EXERCISE:
From the entries below, extract every line that includes the word "relative".

|---|

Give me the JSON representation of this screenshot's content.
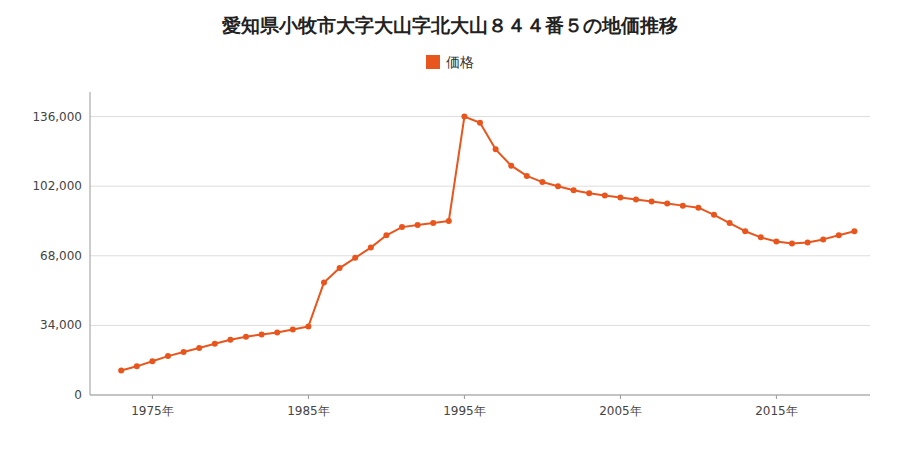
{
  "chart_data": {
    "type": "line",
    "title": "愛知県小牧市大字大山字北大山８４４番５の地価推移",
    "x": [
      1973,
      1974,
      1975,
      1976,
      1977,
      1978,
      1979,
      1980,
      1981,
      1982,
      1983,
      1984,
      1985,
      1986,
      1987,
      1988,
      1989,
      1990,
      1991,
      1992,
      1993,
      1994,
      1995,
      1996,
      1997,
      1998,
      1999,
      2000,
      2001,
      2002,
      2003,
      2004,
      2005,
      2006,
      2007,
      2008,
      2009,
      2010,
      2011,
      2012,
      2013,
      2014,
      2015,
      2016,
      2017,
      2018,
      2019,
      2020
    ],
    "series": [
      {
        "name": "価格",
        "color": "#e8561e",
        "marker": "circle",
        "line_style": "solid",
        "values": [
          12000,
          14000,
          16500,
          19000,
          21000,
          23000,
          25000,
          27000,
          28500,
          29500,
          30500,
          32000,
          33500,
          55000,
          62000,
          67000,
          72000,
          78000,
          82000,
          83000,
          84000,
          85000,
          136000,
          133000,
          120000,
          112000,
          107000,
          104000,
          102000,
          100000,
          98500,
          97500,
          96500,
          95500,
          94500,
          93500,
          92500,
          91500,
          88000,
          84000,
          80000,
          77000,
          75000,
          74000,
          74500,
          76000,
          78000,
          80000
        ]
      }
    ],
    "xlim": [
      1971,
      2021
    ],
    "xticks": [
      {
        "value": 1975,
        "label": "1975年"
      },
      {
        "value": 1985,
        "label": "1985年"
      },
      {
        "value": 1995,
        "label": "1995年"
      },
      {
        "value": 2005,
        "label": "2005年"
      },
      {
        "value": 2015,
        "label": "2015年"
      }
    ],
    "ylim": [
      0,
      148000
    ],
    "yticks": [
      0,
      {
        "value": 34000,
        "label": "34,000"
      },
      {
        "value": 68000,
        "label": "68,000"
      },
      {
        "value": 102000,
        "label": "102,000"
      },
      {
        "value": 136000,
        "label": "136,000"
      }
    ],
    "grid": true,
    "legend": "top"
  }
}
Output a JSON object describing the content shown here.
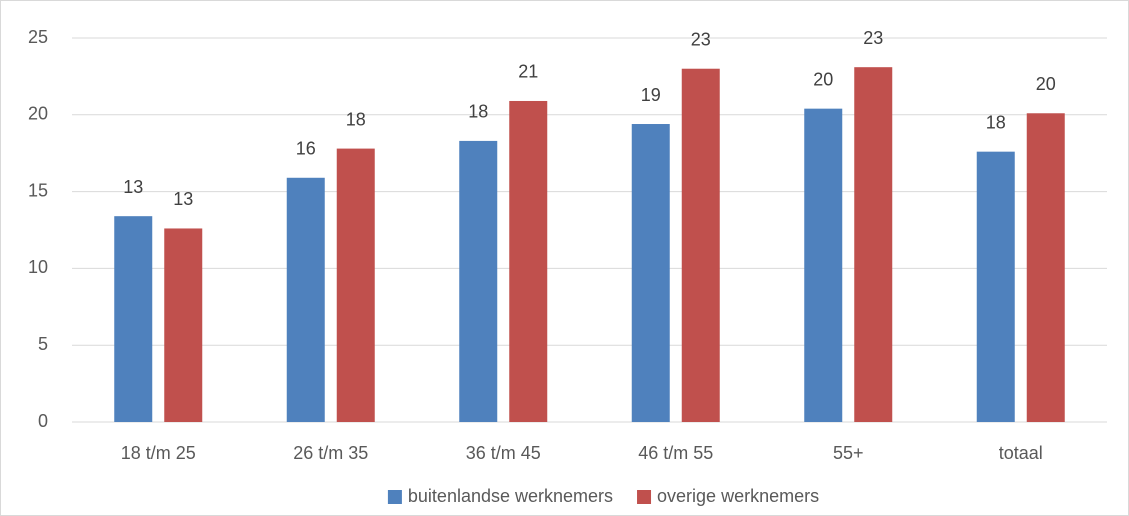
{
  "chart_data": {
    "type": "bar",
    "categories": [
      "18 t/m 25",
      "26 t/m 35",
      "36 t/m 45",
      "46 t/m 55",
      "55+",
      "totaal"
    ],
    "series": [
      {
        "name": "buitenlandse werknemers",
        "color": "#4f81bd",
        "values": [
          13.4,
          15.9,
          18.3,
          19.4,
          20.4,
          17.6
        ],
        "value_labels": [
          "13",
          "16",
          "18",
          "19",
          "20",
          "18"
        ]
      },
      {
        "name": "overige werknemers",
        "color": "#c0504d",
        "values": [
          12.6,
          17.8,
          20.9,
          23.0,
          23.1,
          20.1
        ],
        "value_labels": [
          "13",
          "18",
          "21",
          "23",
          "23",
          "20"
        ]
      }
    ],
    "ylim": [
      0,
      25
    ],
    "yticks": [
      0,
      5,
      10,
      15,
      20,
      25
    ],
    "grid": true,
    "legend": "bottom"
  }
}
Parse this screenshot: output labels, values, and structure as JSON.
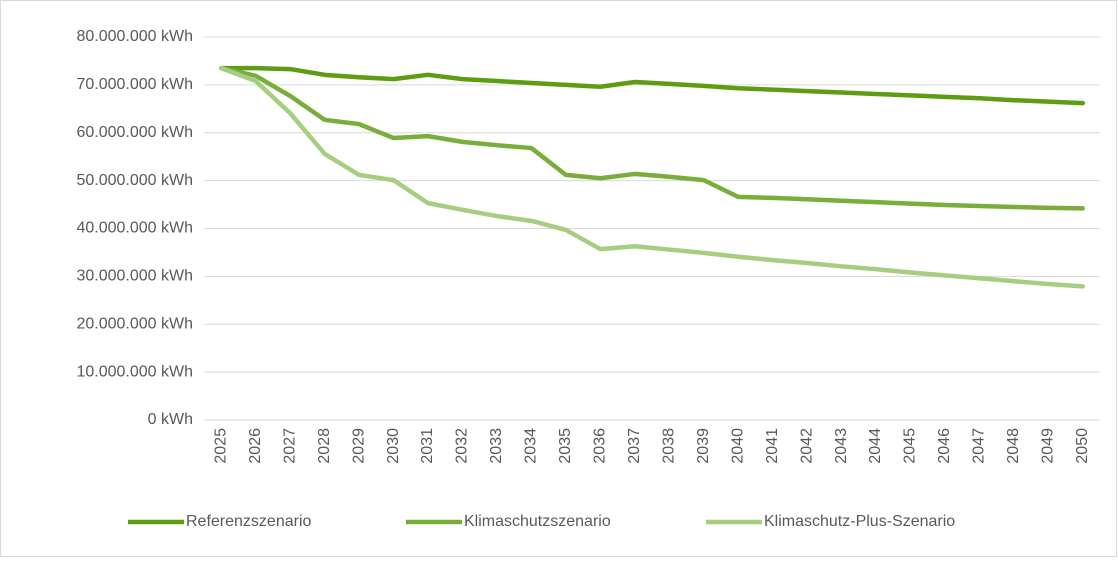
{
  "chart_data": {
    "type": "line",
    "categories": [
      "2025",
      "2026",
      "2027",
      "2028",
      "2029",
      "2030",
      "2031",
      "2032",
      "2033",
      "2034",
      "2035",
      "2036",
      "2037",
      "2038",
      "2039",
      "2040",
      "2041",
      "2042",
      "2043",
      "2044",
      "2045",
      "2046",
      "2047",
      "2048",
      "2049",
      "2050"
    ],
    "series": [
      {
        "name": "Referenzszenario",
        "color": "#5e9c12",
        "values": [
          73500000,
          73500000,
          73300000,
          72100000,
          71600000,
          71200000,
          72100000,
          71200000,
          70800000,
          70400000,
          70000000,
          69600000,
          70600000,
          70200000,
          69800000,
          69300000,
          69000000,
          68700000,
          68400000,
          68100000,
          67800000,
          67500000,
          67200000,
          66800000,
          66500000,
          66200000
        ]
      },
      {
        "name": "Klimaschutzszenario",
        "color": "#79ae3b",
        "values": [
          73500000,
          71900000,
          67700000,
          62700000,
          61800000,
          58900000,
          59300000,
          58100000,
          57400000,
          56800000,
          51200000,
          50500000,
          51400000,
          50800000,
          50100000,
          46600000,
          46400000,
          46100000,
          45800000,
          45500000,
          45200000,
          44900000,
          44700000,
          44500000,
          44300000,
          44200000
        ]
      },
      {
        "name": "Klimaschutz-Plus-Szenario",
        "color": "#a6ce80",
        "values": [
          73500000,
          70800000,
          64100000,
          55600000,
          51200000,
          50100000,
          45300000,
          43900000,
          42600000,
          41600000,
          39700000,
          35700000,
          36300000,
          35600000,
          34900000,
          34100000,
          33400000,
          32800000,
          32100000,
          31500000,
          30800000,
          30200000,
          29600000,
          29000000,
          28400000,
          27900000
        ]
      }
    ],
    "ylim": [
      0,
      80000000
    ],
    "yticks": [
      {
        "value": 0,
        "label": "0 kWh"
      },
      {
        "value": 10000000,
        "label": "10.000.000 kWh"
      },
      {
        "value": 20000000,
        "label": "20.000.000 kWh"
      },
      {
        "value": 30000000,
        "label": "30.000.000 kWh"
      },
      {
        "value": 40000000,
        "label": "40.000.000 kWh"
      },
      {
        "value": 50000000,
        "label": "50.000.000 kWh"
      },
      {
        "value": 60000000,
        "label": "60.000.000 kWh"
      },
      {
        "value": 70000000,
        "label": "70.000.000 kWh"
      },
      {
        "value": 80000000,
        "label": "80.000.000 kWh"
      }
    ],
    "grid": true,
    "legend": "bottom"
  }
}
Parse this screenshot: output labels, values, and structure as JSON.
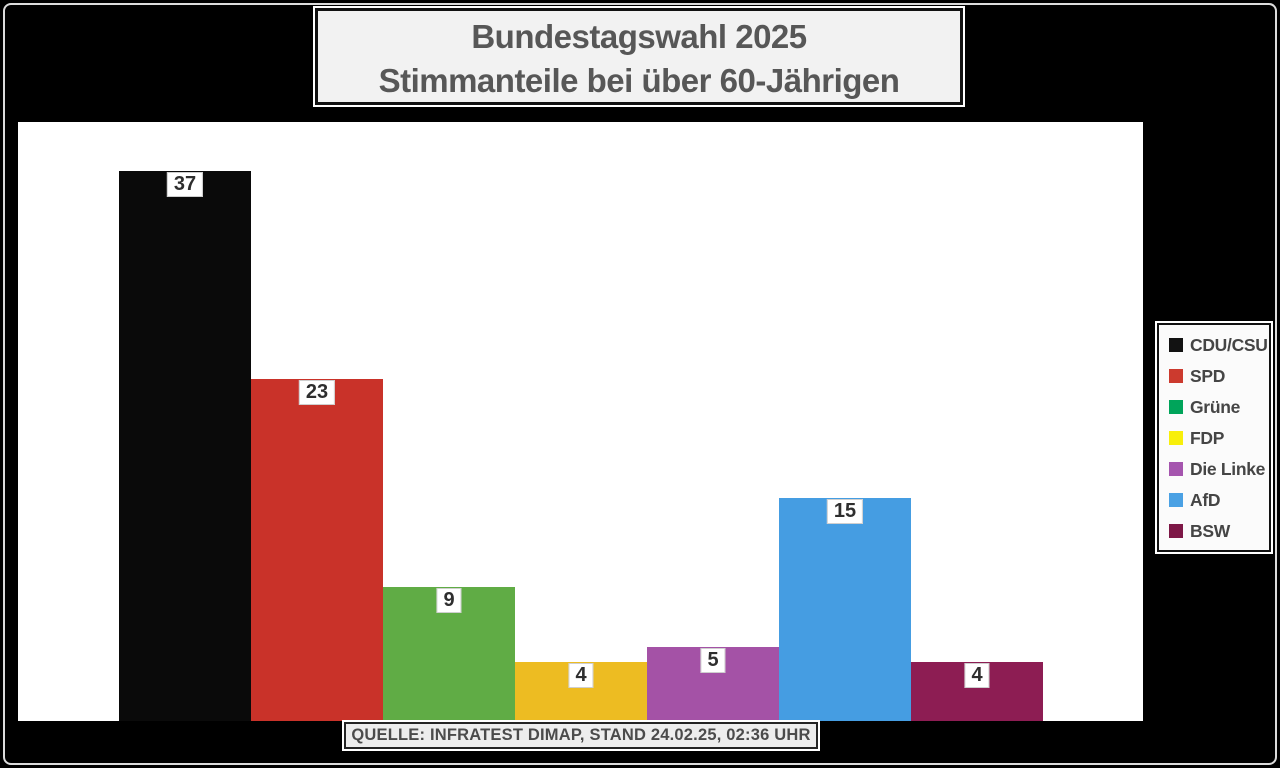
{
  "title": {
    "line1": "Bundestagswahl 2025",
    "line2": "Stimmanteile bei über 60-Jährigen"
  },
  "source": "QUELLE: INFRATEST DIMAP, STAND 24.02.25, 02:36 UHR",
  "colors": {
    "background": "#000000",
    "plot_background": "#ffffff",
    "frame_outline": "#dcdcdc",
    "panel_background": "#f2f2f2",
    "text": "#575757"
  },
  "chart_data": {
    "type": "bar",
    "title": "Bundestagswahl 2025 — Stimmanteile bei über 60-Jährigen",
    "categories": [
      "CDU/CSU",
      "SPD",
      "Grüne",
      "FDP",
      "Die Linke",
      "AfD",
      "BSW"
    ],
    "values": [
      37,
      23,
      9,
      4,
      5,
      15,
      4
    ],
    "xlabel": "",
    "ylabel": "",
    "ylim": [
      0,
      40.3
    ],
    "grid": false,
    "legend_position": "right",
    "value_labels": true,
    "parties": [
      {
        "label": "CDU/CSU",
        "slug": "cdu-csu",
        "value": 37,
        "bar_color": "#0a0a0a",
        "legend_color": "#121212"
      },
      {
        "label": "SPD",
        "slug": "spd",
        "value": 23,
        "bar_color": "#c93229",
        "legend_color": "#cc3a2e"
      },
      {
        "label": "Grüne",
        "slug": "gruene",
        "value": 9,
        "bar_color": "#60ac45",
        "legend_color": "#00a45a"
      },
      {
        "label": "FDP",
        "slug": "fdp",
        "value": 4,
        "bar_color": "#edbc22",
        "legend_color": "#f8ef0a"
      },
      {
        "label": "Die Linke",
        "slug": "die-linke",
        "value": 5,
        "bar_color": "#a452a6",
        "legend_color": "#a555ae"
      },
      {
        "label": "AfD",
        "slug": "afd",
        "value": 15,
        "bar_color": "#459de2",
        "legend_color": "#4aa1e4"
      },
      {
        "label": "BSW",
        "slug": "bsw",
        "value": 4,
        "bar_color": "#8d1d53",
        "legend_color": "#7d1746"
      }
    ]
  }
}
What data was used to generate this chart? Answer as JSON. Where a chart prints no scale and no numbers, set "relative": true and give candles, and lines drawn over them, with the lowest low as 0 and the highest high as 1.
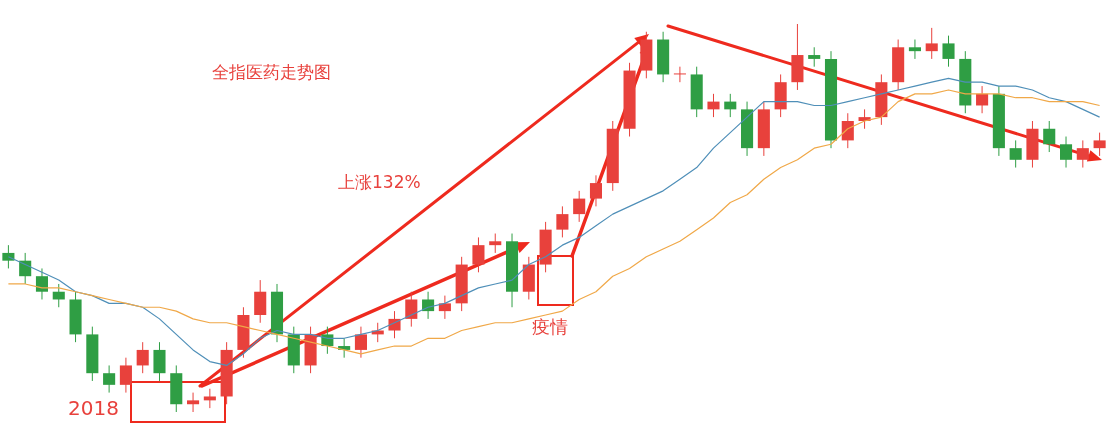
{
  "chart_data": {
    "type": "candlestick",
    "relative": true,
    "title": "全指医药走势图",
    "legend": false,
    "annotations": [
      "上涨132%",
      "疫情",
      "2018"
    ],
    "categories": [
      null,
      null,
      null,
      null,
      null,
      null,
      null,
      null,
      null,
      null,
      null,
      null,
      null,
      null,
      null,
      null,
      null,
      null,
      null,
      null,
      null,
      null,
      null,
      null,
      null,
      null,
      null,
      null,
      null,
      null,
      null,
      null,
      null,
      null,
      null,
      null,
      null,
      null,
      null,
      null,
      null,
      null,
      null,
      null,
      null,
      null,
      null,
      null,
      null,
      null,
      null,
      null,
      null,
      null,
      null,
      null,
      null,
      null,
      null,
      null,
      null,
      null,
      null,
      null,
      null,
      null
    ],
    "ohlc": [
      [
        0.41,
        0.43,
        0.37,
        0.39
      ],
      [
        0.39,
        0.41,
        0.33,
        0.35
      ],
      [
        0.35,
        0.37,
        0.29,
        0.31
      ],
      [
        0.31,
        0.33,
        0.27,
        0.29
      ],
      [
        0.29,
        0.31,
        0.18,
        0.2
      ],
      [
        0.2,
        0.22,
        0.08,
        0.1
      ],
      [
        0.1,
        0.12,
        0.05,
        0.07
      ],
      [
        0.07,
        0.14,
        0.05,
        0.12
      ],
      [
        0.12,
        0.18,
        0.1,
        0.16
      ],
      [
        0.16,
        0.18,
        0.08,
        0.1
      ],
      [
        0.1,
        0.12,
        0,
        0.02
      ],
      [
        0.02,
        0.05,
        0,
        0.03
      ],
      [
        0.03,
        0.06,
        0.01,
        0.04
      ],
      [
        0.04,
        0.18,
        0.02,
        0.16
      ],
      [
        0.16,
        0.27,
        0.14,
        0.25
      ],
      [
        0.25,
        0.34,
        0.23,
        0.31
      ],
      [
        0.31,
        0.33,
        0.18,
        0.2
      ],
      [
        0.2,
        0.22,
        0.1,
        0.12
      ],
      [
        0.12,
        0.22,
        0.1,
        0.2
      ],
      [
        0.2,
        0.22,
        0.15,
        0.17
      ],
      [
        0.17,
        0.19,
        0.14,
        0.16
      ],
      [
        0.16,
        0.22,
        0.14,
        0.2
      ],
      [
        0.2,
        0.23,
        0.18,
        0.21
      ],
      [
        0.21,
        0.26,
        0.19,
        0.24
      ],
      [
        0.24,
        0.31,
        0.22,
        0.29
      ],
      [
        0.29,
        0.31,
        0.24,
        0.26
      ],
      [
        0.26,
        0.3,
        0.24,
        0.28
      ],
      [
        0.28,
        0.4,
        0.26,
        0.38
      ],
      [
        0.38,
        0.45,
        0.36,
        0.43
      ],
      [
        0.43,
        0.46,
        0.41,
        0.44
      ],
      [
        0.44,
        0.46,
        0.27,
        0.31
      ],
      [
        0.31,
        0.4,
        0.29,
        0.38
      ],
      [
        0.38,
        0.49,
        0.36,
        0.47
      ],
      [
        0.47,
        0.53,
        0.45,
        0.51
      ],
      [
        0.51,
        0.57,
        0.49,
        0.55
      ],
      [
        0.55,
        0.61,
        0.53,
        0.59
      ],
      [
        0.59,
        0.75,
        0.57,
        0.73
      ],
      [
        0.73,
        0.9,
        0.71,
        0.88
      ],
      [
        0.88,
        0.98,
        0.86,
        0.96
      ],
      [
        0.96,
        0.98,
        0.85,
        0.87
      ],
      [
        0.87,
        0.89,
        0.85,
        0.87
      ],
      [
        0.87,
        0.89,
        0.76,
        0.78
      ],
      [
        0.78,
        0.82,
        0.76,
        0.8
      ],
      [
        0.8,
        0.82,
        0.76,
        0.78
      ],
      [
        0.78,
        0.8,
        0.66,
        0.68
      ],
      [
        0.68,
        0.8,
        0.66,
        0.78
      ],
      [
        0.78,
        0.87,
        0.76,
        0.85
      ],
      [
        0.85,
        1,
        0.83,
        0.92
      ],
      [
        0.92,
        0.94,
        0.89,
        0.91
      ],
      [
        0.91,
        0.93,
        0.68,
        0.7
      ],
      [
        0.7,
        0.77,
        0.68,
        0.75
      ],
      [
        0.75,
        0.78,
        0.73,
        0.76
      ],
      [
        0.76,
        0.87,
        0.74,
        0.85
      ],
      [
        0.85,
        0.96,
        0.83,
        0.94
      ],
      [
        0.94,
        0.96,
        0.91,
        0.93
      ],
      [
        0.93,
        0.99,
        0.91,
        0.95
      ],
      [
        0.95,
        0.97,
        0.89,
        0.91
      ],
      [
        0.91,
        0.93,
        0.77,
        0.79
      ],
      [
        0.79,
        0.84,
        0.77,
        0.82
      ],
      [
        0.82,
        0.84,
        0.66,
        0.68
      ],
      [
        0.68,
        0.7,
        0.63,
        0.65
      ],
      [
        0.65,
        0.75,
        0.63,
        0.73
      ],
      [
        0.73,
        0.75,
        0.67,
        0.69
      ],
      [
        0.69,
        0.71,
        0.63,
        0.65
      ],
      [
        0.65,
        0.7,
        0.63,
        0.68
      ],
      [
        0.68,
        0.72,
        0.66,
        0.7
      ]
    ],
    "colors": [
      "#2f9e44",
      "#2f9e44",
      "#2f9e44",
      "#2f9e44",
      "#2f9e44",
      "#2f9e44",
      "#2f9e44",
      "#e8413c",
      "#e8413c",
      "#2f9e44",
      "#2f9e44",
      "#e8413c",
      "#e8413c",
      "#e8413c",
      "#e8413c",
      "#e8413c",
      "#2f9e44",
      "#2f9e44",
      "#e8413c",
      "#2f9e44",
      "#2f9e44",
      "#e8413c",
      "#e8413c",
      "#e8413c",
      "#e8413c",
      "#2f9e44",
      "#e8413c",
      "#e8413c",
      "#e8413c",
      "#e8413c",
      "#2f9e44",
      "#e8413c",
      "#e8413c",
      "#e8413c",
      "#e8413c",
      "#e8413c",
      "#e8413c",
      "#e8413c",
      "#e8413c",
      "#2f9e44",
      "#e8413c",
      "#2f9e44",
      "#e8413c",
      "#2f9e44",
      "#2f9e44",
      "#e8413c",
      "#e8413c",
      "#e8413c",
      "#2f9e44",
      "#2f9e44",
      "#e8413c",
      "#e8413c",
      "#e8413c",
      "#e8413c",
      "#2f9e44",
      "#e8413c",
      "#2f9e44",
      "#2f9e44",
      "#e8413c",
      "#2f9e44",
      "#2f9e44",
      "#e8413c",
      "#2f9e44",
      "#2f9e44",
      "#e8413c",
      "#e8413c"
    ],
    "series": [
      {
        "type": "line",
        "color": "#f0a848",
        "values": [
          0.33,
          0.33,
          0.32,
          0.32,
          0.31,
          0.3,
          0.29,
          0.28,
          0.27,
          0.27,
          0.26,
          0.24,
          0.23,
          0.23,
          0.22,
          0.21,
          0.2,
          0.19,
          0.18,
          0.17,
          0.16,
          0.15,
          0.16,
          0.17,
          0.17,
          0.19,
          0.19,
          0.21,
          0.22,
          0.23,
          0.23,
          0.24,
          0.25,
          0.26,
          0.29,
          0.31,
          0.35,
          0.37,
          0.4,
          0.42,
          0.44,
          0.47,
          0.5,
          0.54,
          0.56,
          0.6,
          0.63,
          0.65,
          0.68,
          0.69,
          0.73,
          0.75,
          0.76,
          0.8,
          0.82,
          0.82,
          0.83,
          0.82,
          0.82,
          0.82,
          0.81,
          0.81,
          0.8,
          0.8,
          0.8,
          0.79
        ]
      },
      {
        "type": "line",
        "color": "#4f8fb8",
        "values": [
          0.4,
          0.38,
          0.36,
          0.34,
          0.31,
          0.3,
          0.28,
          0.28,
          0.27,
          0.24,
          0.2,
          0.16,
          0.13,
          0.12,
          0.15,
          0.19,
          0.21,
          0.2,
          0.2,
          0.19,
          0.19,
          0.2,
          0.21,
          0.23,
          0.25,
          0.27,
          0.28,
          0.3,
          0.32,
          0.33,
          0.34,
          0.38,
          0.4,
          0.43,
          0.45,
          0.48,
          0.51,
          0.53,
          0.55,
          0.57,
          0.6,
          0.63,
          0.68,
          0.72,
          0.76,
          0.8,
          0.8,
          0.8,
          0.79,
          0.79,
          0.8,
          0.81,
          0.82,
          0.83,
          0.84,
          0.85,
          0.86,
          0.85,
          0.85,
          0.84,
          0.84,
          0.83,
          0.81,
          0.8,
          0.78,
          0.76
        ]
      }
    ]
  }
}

|---|

WORKED SOLUTION:
What data was used to generate this chart? Answer as JSON. Where a chart prints no scale and no numbers, set "relative": true and give candles, and lines drawn over them, with the lowest low as 0 and the highest high as 1.
    "relative": true,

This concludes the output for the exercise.